**Task:** Below are the records; reproduce all of them exactly but without any images.

Entries from a visual dataset

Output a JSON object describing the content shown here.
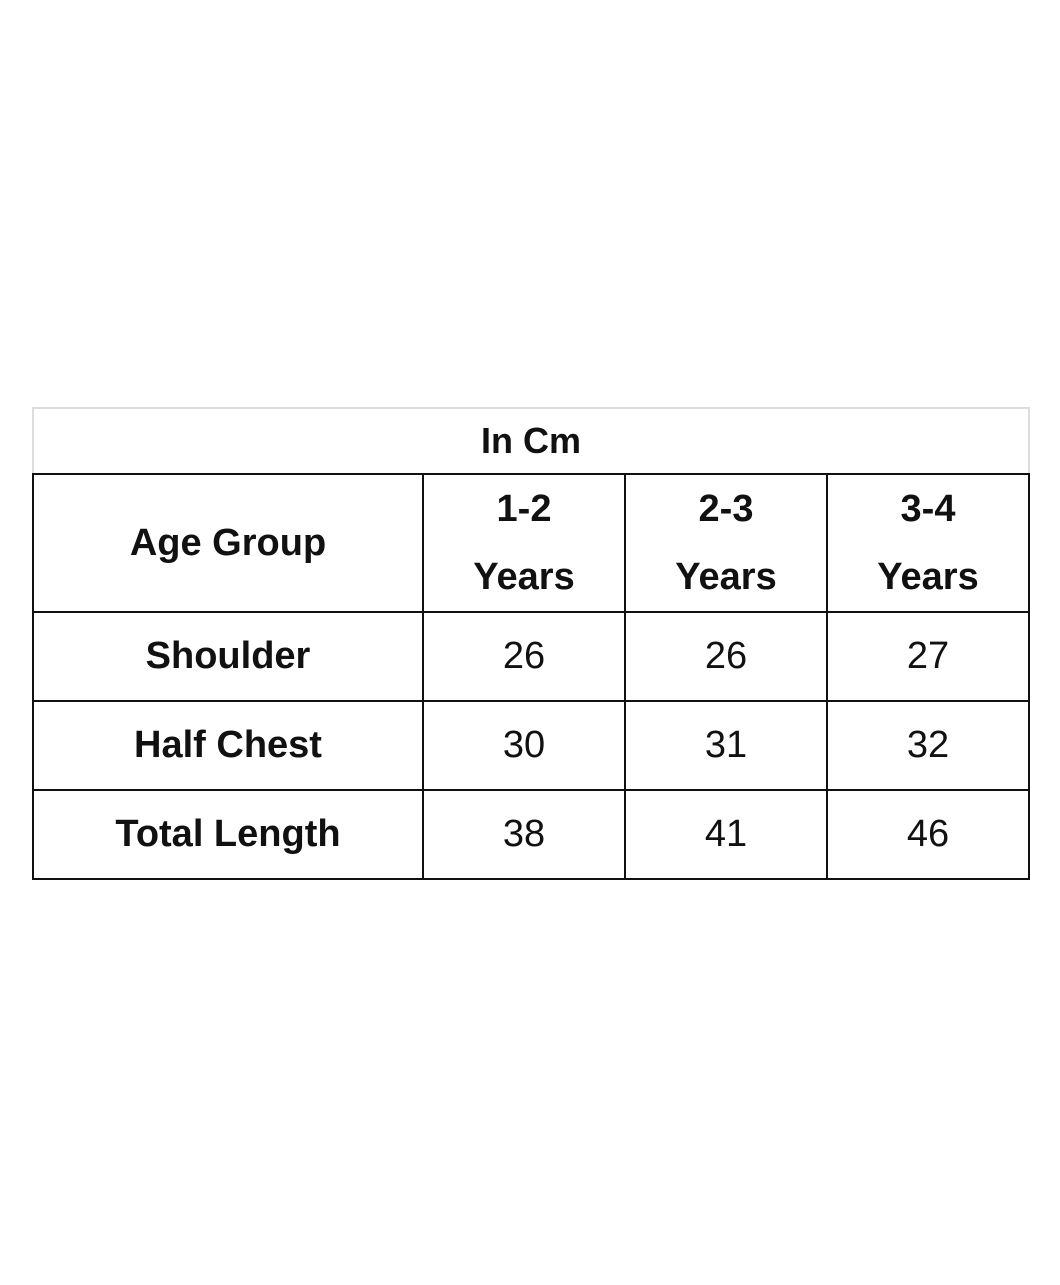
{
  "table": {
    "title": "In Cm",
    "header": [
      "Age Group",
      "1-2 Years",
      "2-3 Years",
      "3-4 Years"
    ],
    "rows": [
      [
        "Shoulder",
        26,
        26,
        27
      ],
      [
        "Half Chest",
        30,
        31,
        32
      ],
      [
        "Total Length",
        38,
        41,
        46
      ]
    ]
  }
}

**Exercise response:**
Output a JSON object describing the content shown here.
{
  "table": {
    "title": "In Cm",
    "header": [
      "Age Group",
      "1-2 Years",
      "2-3 Years",
      "3-4 Years"
    ],
    "rows": [
      [
        "Shoulder",
        26,
        26,
        27
      ],
      [
        "Half Chest",
        30,
        31,
        32
      ],
      [
        "Total Length",
        38,
        41,
        46
      ]
    ]
  }
}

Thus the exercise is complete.